Each line of the listing that contains the word "title" is to be copied.
________________
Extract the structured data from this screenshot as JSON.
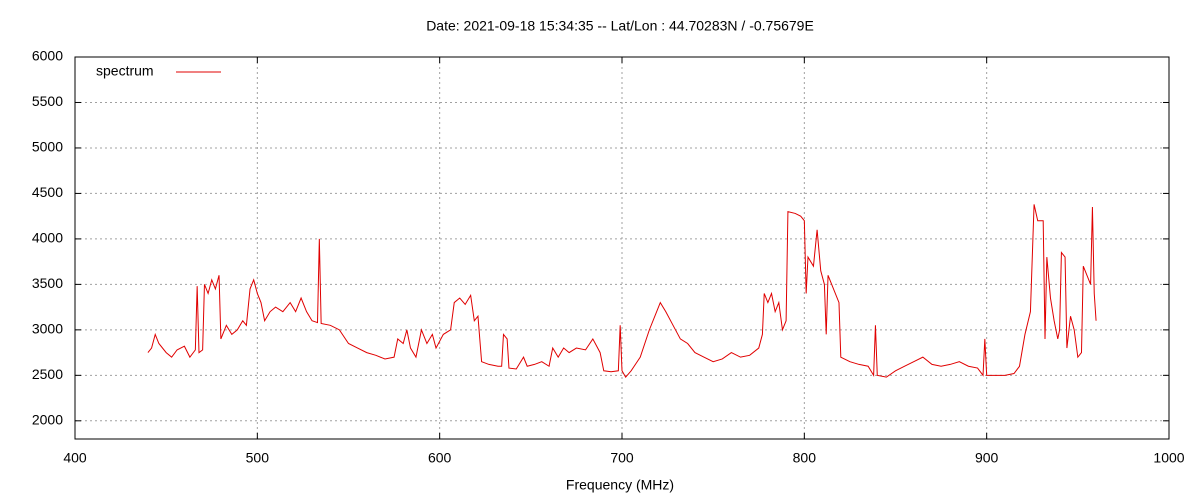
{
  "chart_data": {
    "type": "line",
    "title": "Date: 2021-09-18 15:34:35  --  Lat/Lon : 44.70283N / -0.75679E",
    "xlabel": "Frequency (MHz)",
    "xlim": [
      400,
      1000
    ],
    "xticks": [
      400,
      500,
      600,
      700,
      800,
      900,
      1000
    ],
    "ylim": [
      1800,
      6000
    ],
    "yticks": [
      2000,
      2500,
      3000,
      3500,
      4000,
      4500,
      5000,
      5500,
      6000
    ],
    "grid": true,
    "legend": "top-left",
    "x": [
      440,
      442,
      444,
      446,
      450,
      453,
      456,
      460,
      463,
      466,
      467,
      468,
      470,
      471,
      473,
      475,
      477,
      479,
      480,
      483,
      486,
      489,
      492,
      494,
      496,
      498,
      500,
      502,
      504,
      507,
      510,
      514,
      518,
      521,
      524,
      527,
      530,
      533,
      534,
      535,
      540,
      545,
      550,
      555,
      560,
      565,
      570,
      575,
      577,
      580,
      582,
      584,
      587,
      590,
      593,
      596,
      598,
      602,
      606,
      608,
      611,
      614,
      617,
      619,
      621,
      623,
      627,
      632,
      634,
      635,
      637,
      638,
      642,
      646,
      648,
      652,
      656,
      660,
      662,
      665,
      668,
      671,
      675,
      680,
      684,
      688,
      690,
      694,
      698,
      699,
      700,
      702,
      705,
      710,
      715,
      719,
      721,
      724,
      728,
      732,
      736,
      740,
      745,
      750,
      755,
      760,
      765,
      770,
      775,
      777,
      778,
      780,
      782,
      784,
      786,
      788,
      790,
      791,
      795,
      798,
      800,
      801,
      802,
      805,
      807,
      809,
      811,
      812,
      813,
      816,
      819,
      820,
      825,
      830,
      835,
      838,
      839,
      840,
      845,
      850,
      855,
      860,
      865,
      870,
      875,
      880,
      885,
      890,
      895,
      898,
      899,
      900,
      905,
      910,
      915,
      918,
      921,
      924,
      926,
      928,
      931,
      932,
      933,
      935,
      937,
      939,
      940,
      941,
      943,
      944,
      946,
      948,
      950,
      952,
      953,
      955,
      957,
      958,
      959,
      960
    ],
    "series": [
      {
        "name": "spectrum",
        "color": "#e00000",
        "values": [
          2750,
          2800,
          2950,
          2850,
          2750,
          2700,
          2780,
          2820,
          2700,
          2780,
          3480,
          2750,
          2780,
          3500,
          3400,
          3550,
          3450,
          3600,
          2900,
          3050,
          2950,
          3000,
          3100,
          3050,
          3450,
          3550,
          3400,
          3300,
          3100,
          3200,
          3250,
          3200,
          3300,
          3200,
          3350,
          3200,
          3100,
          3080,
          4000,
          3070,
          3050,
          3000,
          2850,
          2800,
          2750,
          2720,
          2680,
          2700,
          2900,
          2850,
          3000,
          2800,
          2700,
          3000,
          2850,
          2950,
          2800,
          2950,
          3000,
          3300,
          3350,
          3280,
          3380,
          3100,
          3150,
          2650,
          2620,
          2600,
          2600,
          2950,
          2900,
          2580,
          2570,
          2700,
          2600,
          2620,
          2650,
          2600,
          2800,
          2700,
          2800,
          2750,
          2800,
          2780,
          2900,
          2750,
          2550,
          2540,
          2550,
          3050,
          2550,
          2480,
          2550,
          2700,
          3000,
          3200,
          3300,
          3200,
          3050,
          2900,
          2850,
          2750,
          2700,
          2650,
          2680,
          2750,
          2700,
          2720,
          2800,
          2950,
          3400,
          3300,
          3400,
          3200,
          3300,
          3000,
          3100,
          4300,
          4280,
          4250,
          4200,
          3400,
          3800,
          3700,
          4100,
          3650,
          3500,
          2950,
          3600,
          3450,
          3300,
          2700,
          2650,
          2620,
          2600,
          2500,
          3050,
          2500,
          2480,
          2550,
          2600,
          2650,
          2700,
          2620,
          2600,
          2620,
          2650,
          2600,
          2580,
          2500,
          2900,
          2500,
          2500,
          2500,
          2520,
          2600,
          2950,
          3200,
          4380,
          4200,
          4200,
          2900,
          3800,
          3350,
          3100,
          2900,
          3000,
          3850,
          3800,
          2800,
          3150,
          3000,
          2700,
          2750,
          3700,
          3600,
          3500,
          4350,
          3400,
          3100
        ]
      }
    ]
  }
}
________________
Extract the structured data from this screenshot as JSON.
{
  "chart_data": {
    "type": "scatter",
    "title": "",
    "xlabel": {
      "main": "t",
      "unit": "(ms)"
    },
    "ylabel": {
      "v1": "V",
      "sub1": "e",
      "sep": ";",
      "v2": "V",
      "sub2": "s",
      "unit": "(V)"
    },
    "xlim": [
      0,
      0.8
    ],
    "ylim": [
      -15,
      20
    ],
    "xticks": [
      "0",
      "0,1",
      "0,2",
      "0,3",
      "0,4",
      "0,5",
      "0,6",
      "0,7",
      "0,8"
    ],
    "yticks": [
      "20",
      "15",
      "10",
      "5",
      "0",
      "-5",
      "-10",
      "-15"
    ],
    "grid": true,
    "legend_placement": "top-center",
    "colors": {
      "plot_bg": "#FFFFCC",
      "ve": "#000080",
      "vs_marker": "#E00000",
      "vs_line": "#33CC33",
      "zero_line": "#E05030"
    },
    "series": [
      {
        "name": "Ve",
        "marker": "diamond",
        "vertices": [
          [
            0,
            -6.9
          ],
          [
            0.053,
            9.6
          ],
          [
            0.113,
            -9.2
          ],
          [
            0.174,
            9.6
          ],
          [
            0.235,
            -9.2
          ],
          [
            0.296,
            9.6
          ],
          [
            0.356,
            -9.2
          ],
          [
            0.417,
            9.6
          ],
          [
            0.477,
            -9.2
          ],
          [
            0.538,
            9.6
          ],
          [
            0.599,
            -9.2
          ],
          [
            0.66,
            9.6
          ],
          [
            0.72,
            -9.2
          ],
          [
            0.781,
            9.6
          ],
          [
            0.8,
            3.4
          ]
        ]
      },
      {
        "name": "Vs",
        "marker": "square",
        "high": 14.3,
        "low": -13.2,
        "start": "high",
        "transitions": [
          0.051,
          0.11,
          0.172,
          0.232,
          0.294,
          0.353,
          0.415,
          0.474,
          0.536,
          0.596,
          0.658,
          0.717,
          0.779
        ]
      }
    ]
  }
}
________________
◆ **In response**:
    "title": "Date: 2021-09-18 15:34:35  --  Lat/Lon : 44.70283N / -0.75679E",
    "title": "",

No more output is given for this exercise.